Saved data entries:
┄┄┄┄┄┄

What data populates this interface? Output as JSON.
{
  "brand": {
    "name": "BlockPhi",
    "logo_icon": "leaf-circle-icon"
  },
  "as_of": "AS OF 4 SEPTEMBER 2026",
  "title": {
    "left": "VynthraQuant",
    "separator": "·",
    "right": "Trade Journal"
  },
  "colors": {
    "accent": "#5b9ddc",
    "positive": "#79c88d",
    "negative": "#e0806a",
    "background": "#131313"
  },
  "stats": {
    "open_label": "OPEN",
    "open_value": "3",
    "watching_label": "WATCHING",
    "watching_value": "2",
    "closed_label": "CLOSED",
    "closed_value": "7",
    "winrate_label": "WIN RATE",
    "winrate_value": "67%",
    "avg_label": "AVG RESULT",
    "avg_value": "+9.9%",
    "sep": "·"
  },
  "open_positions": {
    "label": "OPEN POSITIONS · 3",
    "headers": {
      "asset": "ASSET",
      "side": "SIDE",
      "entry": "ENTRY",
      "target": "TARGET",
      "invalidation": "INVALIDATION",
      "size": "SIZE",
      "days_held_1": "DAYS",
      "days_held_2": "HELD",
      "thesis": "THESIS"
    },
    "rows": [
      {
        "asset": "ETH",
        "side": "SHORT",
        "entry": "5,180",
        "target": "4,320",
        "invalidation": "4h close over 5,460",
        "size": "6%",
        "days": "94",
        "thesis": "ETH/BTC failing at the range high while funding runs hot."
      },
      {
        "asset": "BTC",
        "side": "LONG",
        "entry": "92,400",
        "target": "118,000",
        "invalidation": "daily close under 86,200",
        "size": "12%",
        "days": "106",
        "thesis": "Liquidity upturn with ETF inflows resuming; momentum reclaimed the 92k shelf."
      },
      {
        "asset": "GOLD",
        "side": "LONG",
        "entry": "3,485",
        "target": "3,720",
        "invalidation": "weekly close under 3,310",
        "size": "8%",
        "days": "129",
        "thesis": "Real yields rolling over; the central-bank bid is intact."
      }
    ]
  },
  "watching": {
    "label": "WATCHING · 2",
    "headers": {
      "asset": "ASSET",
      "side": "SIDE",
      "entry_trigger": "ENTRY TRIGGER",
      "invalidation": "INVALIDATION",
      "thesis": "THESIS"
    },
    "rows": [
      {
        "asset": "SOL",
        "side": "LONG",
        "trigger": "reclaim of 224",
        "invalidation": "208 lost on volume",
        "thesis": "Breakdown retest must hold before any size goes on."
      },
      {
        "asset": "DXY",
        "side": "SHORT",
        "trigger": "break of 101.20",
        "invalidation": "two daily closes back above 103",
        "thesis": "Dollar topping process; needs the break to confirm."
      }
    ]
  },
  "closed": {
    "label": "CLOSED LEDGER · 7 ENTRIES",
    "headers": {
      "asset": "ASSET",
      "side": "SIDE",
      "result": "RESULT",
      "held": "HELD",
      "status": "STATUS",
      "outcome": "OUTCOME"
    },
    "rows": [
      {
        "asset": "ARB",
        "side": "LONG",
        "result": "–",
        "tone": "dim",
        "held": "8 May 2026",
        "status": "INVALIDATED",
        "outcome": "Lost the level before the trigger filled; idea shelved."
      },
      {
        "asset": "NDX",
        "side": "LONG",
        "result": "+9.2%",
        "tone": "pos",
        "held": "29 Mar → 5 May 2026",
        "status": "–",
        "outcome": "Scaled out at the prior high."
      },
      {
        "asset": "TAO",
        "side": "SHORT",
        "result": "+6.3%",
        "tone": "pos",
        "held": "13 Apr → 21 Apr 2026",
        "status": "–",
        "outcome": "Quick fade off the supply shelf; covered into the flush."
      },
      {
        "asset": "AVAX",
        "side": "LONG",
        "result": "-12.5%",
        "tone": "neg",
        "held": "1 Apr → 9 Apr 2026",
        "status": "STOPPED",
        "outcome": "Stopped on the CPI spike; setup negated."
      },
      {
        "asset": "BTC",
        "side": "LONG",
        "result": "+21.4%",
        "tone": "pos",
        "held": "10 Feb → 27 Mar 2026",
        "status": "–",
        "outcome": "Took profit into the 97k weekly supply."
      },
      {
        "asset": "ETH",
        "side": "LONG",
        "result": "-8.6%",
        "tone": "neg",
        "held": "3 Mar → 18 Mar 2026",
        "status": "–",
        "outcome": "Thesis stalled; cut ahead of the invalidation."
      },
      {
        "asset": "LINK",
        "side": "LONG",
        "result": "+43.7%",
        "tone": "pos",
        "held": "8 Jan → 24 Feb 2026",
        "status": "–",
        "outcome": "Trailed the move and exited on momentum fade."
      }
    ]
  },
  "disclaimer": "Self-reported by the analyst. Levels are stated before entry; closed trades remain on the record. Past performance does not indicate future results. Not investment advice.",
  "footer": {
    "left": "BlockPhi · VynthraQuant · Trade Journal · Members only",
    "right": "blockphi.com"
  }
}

┄┄┄┄┄┄

TASK TO CARRY OUT: Return, from the data, each line that has the word "size" in it.

TASK RESULT:
      "size": "SIZE",
        "size": "6%",
        "size": "12%",
        "size": "8%",
        "thesis": "Breakdown retest must hold before any size goes on."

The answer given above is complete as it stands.